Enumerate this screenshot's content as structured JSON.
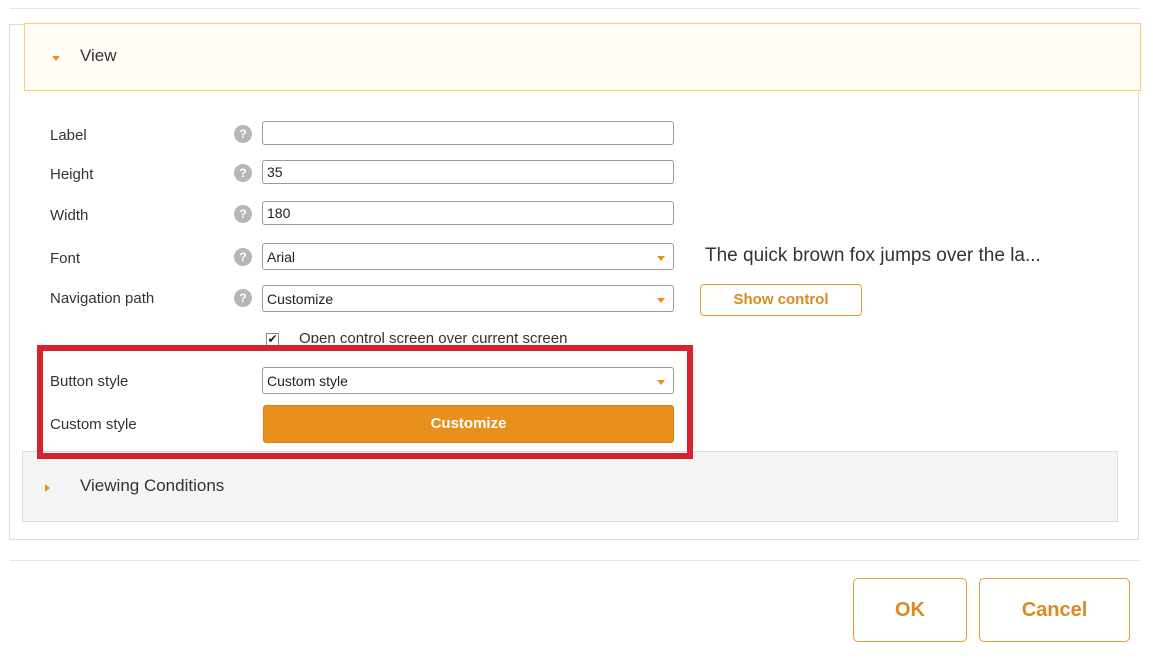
{
  "view_section": {
    "title": "View"
  },
  "fields": {
    "label": {
      "label": "Label",
      "value": ""
    },
    "height": {
      "label": "Height",
      "value": "35"
    },
    "width": {
      "label": "Width",
      "value": "180"
    },
    "font": {
      "label": "Font",
      "value": "Arial"
    },
    "navigation_path": {
      "label": "Navigation path",
      "value": "Customize"
    }
  },
  "help_icon": "?",
  "font_preview": "The quick brown fox jumps over the la...",
  "show_control_label": "Show control",
  "open_over_screen": {
    "checked": true,
    "check_glyph": "✔",
    "label": "Open control screen over current screen"
  },
  "button_style": {
    "label": "Button style",
    "value": "Custom style"
  },
  "custom_style": {
    "label": "Custom style",
    "button_label": "Customize"
  },
  "viewing_conditions": {
    "title": "Viewing Conditions"
  },
  "footer": {
    "ok_label": "OK",
    "cancel_label": "Cancel"
  },
  "colors": {
    "accent": "#e8901b",
    "highlight": "#d7222f",
    "header_border": "#f3d06b"
  }
}
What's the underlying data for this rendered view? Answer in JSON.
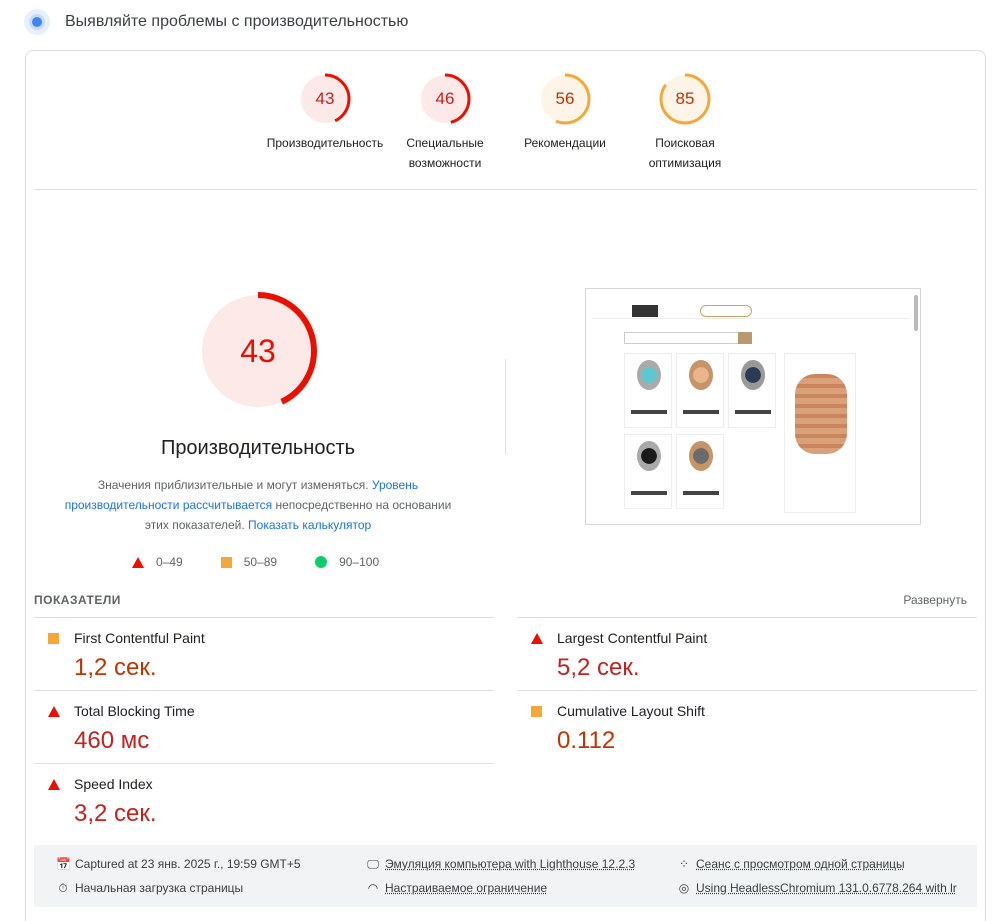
{
  "header": {
    "title": "Выявляйте проблемы с производительностью"
  },
  "categories": [
    {
      "score": 43,
      "label_line1": "Производительность",
      "label_line2": "",
      "color": "#eb0f00",
      "fill": "#fde9e8",
      "fraction": 0.43
    },
    {
      "score": 46,
      "label_line1": "Специальные",
      "label_line2": "возможности",
      "color": "#eb0f00",
      "fill": "#fde9e8",
      "fraction": 0.46
    },
    {
      "score": 56,
      "label_line1": "Рекомендации",
      "label_line2": "",
      "color": "#f4a83a",
      "fill": "#fef4e7",
      "fraction": 0.56
    },
    {
      "score": 85,
      "label_line1": "Поисковая",
      "label_line2": "оптимизация",
      "color": "#f4a83a",
      "fill": "#fef4e7",
      "fraction": 0.85
    }
  ],
  "main": {
    "score": 43,
    "fraction": 0.43,
    "title": "Производительность",
    "desc_part1": "Значения приблизительные и могут изменяться. ",
    "desc_link1": "Уровень производительности рассчитывается",
    "desc_part2": " непосредственно на основании этих показателей. ",
    "desc_link2": "Показать калькулятор"
  },
  "legend": {
    "poor": "0–49",
    "average": "50–89",
    "good": "90–100"
  },
  "metrics": {
    "header": "ПОКАЗАТЕЛИ",
    "expand": "Развернуть",
    "items": [
      {
        "name": "First Contentful Paint",
        "value": "1,2 сек.",
        "status": "average"
      },
      {
        "name": "Largest Contentful Paint",
        "value": "5,2 сек.",
        "status": "poor"
      },
      {
        "name": "Total Blocking Time",
        "value": "460 мс",
        "status": "poor"
      },
      {
        "name": "Cumulative Layout Shift",
        "value": "0.112",
        "status": "average"
      },
      {
        "name": "Speed Index",
        "value": "3,2 сек.",
        "status": "poor"
      }
    ]
  },
  "footer": {
    "captured": "Captured at 23 янв. 2025 г., 19:59 GMT+5",
    "emulation": "Эмуляция компьютера with Lighthouse 12.2.3",
    "session": "Сеанс с просмотром одной страницы",
    "load": "Начальная загрузка страницы",
    "throttling": "Настраиваемое ограничение",
    "browser": "Using HeadlessChromium 131.0.6778.264 with lr"
  }
}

:::

Set down the complete material exactly, but do not include the images.

■ CORRECT RESULT
Enumerate this screenshot's content as structured JSON.
{
  "view_section": {
    "title": "View"
  },
  "fields": {
    "label": {
      "label": "Label",
      "value": ""
    },
    "height": {
      "label": "Height",
      "value": "35"
    },
    "width": {
      "label": "Width",
      "value": "180"
    },
    "font": {
      "label": "Font",
      "value": "Arial"
    },
    "navigation_path": {
      "label": "Navigation path",
      "value": "Customize"
    }
  },
  "help_icon": "?",
  "font_preview": "The quick brown fox jumps over the la...",
  "show_control_label": "Show control",
  "open_over_screen": {
    "checked": true,
    "check_glyph": "✔",
    "label": "Open control screen over current screen"
  },
  "button_style": {
    "label": "Button style",
    "value": "Custom style"
  },
  "custom_style": {
    "label": "Custom style",
    "button_label": "Customize"
  },
  "viewing_conditions": {
    "title": "Viewing Conditions"
  },
  "footer": {
    "ok_label": "OK",
    "cancel_label": "Cancel"
  },
  "colors": {
    "accent": "#e8901b",
    "highlight": "#d7222f",
    "header_border": "#f3d06b"
  }
}
What's the underlying data for this rendered view? Answer in JSON.
{
  "header": {
    "title": "Выявляйте проблемы с производительностью"
  },
  "categories": [
    {
      "score": 43,
      "label_line1": "Производительность",
      "label_line2": "",
      "color": "#eb0f00",
      "fill": "#fde9e8",
      "fraction": 0.43
    },
    {
      "score": 46,
      "label_line1": "Специальные",
      "label_line2": "возможности",
      "color": "#eb0f00",
      "fill": "#fde9e8",
      "fraction": 0.46
    },
    {
      "score": 56,
      "label_line1": "Рекомендации",
      "label_line2": "",
      "color": "#f4a83a",
      "fill": "#fef4e7",
      "fraction": 0.56
    },
    {
      "score": 85,
      "label_line1": "Поисковая",
      "label_line2": "оптимизация",
      "color": "#f4a83a",
      "fill": "#fef4e7",
      "fraction": 0.85
    }
  ],
  "main": {
    "score": 43,
    "fraction": 0.43,
    "title": "Производительность",
    "desc_part1": "Значения приблизительные и могут изменяться. ",
    "desc_link1": "Уровень производительности рассчитывается",
    "desc_part2": " непосредственно на основании этих показателей. ",
    "desc_link2": "Показать калькулятор"
  },
  "legend": {
    "poor": "0–49",
    "average": "50–89",
    "good": "90–100"
  },
  "metrics": {
    "header": "ПОКАЗАТЕЛИ",
    "expand": "Развернуть",
    "items": [
      {
        "name": "First Contentful Paint",
        "value": "1,2 сек.",
        "status": "average"
      },
      {
        "name": "Largest Contentful Paint",
        "value": "5,2 сек.",
        "status": "poor"
      },
      {
        "name": "Total Blocking Time",
        "value": "460 мс",
        "status": "poor"
      },
      {
        "name": "Cumulative Layout Shift",
        "value": "0.112",
        "status": "average"
      },
      {
        "name": "Speed Index",
        "value": "3,2 сек.",
        "status": "poor"
      }
    ]
  },
  "footer": {
    "captured": "Captured at 23 янв. 2025 г., 19:59 GMT+5",
    "emulation": "Эмуляция компьютера with Lighthouse 12.2.3",
    "session": "Сеанс с просмотром одной страницы",
    "load": "Начальная загрузка страницы",
    "throttling": "Настраиваемое ограничение",
    "browser": "Using HeadlessChromium 131.0.6778.264 with lr"
  }
}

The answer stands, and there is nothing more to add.